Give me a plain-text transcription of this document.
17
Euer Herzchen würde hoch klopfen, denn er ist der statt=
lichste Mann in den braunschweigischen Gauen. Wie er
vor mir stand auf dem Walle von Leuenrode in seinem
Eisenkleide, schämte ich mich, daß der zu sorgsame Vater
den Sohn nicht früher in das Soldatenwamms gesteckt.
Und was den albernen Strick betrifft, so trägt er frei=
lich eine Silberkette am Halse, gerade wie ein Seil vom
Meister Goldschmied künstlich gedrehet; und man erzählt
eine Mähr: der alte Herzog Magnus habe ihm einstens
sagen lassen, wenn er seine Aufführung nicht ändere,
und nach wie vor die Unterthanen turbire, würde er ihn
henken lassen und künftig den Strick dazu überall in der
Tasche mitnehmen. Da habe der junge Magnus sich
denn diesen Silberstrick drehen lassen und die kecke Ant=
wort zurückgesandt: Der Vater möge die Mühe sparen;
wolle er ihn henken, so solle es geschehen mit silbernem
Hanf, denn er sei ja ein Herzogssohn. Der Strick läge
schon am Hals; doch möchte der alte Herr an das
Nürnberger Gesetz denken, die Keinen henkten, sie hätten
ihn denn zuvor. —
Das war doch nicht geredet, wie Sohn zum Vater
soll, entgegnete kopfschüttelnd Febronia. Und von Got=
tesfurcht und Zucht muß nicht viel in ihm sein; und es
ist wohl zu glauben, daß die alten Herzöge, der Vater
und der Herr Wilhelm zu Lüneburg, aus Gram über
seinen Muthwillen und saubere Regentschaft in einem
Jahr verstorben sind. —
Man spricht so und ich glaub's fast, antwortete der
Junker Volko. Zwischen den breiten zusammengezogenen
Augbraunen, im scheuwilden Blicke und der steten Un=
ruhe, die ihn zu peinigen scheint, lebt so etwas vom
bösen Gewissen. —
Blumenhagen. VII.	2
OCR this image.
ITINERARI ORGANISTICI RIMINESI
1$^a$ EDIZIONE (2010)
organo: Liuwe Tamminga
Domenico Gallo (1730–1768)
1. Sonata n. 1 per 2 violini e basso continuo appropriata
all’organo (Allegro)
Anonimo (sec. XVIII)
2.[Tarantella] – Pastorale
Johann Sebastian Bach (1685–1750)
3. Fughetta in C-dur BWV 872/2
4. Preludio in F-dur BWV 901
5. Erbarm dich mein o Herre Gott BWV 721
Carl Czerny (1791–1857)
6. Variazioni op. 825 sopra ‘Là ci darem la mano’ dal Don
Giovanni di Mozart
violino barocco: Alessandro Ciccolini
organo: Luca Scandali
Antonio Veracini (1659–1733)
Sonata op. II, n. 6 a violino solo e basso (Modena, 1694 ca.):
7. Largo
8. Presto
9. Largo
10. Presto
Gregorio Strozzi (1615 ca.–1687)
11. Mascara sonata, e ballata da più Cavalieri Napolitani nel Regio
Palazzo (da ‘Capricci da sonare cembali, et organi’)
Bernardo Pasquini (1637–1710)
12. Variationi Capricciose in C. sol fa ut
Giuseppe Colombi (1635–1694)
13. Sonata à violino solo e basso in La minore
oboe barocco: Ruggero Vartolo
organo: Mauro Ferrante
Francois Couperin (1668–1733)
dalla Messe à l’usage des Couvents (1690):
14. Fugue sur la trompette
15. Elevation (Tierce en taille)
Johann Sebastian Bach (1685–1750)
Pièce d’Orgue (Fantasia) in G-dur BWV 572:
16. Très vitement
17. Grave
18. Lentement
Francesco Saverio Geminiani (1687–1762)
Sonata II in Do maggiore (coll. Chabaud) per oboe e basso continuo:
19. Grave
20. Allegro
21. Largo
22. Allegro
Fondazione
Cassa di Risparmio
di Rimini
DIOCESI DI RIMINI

» Your task
Copy every line of the data that holds the string "doch".

» Output of the task
schon am Hals; doch möchte der alte Herr an das
Das war doch nicht geredet, wie Sohn zum Vater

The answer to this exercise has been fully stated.